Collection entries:
▬▬▬▬▬▬▬▬▬▬

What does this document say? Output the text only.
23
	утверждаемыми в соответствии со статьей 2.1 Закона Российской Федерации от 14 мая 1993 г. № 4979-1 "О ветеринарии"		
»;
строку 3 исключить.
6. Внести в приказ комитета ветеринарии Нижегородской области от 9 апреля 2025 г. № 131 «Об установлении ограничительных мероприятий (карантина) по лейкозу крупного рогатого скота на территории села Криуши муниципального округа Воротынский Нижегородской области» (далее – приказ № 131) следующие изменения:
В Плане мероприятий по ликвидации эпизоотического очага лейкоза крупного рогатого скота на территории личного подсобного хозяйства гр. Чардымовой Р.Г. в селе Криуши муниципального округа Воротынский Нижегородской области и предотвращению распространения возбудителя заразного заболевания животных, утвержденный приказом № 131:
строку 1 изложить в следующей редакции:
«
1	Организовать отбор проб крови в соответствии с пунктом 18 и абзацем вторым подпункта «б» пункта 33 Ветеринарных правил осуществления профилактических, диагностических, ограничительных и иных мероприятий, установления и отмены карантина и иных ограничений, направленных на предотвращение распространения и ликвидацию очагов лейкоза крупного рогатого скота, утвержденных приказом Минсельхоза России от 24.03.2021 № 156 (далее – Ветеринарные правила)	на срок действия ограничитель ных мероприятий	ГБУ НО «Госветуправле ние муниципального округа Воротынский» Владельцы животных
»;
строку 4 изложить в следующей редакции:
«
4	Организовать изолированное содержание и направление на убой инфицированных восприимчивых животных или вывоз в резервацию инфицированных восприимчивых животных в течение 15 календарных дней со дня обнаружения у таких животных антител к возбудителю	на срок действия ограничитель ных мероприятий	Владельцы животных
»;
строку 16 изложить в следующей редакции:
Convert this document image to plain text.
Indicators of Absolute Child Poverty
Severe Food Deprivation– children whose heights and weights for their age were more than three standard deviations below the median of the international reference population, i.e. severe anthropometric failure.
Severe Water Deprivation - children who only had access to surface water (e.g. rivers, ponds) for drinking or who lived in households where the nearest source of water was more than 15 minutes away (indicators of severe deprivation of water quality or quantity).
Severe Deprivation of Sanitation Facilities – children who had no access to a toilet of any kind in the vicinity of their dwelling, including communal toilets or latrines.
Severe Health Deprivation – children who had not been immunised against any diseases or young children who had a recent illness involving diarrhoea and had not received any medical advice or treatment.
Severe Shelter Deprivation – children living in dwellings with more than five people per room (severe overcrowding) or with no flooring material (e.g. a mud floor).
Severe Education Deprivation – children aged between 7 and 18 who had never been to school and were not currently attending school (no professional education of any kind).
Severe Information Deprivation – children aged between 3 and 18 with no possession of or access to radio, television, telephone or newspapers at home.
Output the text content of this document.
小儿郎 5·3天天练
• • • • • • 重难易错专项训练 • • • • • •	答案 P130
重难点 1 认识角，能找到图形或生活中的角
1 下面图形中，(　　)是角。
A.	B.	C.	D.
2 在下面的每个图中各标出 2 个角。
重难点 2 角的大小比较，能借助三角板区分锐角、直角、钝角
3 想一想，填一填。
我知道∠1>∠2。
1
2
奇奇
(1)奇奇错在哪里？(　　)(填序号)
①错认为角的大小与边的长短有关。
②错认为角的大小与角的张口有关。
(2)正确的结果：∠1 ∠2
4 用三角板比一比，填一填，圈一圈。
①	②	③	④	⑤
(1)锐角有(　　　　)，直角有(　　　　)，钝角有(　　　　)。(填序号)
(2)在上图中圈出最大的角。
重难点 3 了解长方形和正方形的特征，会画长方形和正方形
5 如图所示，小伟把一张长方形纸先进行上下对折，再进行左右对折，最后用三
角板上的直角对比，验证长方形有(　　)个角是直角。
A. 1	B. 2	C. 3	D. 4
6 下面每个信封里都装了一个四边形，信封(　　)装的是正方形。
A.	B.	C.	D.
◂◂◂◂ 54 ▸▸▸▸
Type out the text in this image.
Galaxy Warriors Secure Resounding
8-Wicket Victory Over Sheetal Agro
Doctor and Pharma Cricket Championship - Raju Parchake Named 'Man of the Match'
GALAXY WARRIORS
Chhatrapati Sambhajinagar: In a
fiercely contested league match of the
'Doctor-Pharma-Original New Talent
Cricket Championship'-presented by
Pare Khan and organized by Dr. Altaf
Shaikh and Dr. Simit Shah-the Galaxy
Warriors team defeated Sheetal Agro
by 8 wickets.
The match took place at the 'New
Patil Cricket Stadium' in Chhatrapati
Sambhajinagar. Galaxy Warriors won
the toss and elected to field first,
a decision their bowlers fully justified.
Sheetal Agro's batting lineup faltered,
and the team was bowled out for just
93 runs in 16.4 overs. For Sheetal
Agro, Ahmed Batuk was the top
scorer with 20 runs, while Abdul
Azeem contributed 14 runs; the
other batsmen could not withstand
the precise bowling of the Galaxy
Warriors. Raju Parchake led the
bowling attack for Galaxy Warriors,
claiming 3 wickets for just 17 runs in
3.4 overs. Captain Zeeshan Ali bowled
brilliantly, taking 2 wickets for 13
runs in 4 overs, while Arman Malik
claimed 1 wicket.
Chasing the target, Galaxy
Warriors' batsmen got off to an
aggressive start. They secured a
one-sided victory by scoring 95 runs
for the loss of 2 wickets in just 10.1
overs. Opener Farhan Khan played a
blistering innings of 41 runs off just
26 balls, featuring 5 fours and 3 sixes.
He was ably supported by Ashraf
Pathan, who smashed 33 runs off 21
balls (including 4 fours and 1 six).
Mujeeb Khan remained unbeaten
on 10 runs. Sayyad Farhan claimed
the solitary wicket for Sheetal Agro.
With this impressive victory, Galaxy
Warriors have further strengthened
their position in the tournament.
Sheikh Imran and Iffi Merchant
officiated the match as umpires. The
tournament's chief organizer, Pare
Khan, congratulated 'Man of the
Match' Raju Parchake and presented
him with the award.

▬▬▬▬▬▬▬▬▬▬

- [Challenge]: Report all lines of the data above that include the string "bowled".

- [Solution to the exercise]:
and the team was bowled out for just
3.4 overs. Captain Zeeshan Ali bowled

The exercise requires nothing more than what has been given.